Dataset entries on figures
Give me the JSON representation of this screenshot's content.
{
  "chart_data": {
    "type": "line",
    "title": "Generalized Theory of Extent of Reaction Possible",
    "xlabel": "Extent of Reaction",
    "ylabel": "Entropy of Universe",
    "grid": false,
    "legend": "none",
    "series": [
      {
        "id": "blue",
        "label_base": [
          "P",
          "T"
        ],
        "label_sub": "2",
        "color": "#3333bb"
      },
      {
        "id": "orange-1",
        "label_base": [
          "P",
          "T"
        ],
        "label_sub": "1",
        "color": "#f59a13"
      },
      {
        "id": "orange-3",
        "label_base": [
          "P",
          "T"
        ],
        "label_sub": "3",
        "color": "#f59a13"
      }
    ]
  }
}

--

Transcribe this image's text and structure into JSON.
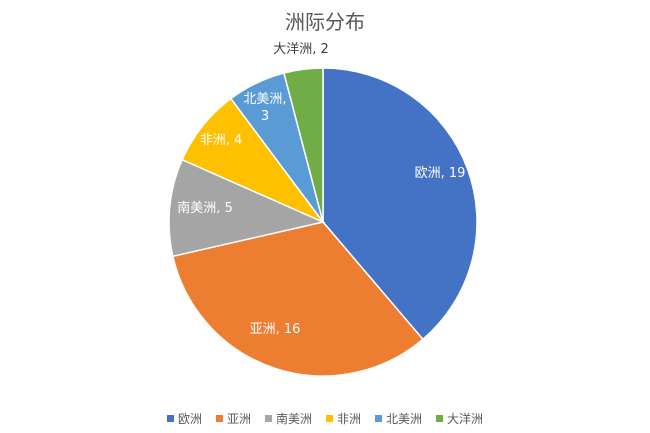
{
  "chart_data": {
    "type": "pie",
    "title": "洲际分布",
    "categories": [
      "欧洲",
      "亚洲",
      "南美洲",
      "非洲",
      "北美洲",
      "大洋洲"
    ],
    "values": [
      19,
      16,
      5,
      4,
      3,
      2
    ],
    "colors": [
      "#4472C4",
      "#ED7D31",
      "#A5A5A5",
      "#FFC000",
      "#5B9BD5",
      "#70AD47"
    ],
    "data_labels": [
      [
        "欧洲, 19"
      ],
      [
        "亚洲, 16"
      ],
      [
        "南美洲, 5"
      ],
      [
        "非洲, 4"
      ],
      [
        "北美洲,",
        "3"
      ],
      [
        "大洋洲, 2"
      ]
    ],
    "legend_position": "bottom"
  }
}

...

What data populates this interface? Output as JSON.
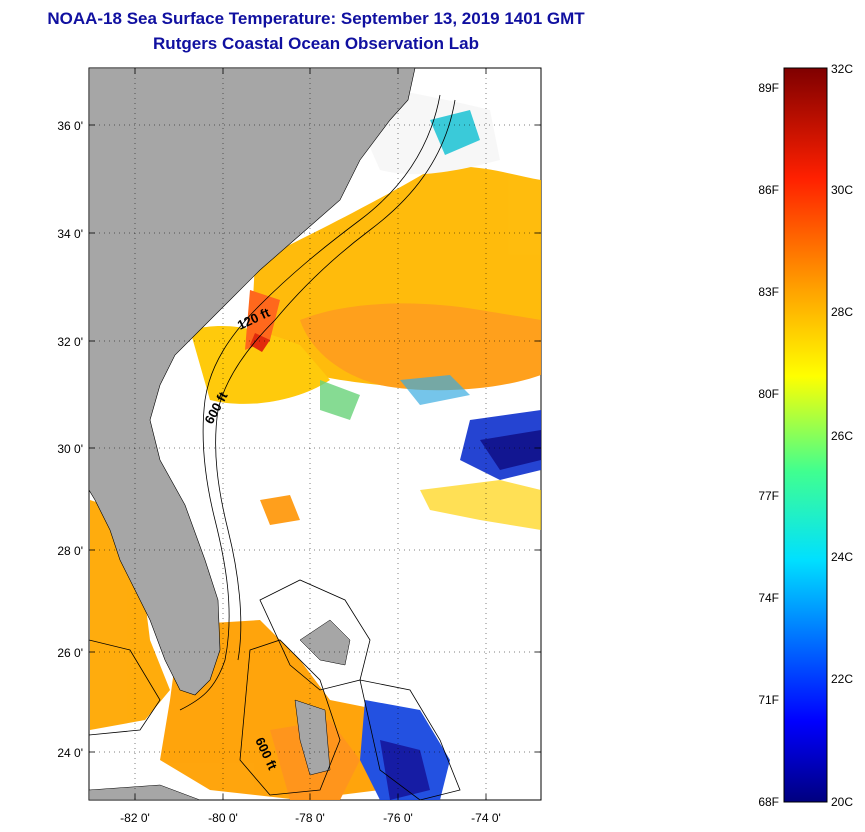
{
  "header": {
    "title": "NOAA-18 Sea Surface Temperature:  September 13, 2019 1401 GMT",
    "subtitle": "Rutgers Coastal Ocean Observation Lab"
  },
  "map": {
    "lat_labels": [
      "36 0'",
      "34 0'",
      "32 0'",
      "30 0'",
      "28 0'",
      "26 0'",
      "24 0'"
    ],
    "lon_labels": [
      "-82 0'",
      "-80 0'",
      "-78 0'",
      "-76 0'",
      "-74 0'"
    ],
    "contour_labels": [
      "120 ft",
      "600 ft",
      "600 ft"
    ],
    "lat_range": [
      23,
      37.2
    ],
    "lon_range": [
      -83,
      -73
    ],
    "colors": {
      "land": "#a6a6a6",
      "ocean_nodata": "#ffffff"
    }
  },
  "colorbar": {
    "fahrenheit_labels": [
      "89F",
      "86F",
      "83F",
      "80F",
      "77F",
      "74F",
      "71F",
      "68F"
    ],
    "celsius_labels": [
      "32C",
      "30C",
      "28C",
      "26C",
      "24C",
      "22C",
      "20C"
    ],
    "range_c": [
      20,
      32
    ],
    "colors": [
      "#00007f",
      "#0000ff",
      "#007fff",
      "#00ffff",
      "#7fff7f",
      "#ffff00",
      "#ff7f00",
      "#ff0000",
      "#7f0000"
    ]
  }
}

DIRECTIONS: Copy every line in the entries above that has the string "this" in it.

WRITTEN RESPONSE:
Give me the JSON representation of this screenshot's content.
Transcribe this image's text and structure into JSON.
What data populates this interface? Output as JSON.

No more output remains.